::: Text excerpt

Did Boris Johnson (pictured) recall the fine detail of that wholly avoidable electoral calamity before making a prize pillock of himself in Hyde Park? (AP)

If politics is showbusiness for ugly people, as a wise man once suggested, Olympic-tinged politics propels its ill-prepared performers into a stardust land of their own imagining – into some neon-lit combination of Broadway, Sunset Boulevard and the West End, with a hint of the Cannes Film Festival mixed in for good measure. Twenty years ago, Neil Kinnock fell victim to the razzle-dazzle syndrome at a Labour rally in Sheffield and wowed his party to the most miserable of defeats at the ballot box. Did Boris Johnson (inset) recall the fine detail of that wholly avoidable electoral calamity before making a prize pillock of himself in Hyde Park? Apparently not.

It has long been obvious that the Mayor of our capital city sees something virtuous in his own pillockicity, just as William George Bunter believed gluttony to be a wholly admirable trait. If it is genuinely the case that the man has Prime Ministerial ambitions – we're talking BoJo here, not the Fat Owl of Greyfriars, although it's as long as it is short – he might be advised to gravitate towards gravitas. Unless, of course, the great British public go for Johnson for the same reasons the Italians went for Berlusconi. In which case, God help us all.

::::::
::: Exercise inputs

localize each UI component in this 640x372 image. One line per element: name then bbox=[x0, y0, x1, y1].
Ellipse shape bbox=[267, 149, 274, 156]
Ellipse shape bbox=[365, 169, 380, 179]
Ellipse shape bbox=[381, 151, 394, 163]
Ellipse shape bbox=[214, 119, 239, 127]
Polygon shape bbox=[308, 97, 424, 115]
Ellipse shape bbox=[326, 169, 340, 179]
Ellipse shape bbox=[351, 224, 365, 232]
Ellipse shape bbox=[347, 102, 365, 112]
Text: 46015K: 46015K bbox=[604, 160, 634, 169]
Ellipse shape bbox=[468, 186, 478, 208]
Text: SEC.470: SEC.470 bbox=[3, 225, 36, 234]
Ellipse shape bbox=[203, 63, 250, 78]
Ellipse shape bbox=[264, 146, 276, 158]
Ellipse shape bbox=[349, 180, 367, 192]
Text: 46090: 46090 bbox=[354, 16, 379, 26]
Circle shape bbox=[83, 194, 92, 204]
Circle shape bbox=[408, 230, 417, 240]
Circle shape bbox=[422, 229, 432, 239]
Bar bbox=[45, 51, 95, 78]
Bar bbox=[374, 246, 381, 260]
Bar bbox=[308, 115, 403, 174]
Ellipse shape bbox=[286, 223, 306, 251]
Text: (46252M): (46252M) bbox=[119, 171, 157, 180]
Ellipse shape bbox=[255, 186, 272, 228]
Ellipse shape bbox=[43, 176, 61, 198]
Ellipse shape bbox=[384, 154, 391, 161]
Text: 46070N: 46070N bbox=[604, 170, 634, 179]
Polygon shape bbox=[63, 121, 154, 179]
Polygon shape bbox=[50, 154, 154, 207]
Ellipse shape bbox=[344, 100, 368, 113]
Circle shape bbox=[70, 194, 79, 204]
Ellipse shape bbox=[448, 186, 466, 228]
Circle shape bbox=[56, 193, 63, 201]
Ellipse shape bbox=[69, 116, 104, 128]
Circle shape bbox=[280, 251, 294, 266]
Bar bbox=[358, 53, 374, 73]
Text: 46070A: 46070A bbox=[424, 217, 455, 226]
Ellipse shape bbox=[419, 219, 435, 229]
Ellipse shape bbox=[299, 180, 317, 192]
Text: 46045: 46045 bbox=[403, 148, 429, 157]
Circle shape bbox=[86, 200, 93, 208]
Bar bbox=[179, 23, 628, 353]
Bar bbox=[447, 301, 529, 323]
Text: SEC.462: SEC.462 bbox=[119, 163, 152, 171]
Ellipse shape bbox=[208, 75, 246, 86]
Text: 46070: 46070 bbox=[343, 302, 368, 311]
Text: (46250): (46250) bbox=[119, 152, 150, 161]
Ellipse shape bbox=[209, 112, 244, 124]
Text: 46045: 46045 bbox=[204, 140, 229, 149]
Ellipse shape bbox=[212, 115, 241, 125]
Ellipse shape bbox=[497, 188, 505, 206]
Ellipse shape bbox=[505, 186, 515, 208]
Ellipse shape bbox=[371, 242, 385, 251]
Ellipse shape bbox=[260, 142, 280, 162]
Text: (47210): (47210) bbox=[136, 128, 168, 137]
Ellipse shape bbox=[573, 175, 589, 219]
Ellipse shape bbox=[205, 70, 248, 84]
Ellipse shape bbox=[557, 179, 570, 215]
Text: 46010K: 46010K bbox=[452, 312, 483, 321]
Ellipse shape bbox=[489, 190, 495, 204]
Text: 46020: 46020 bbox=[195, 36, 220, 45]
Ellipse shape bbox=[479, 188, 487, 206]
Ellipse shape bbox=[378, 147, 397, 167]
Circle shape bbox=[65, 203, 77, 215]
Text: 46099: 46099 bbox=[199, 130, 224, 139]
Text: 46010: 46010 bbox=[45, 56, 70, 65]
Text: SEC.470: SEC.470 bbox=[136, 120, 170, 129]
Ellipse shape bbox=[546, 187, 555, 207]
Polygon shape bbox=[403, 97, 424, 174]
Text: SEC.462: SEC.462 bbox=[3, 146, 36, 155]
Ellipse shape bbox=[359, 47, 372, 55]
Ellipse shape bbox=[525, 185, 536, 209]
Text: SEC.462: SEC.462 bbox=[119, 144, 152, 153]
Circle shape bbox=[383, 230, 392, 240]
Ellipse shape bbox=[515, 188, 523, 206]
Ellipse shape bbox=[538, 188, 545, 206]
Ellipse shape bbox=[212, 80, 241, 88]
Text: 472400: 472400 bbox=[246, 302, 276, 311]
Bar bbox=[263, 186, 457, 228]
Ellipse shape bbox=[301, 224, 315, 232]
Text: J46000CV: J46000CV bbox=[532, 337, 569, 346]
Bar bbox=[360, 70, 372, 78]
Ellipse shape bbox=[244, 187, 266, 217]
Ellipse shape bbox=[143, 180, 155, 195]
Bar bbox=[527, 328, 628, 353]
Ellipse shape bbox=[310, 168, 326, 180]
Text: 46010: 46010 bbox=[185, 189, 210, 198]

::::::

• _What to work on_:
**A)** In the column on Boris Johnson, at what event did Neil Kinnock fall victim to the razzle-dazzle syndrome twenty years ago?
**B)** Reproduce the rows word for word, starting at the first row and ending at the row that contains "Ellipse shape bbox=[468, 186, 478, 208]", with both of those rows included.

• _Outputs for the tasks_:
**A)** A Labour rally in Sheffield.

**B)**
localize each UI component in this 640x372 image. One line per element: name then bbox=[x0, y0, x1, y1].
Ellipse shape bbox=[267, 149, 274, 156]
Ellipse shape bbox=[365, 169, 380, 179]
Ellipse shape bbox=[381, 151, 394, 163]
Ellipse shape bbox=[214, 119, 239, 127]
Polygon shape bbox=[308, 97, 424, 115]
Ellipse shape bbox=[326, 169, 340, 179]
Ellipse shape bbox=[351, 224, 365, 232]
Ellipse shape bbox=[347, 102, 365, 112]
Text: 46015K: 46015K bbox=[604, 160, 634, 169]
Ellipse shape bbox=[468, 186, 478, 208]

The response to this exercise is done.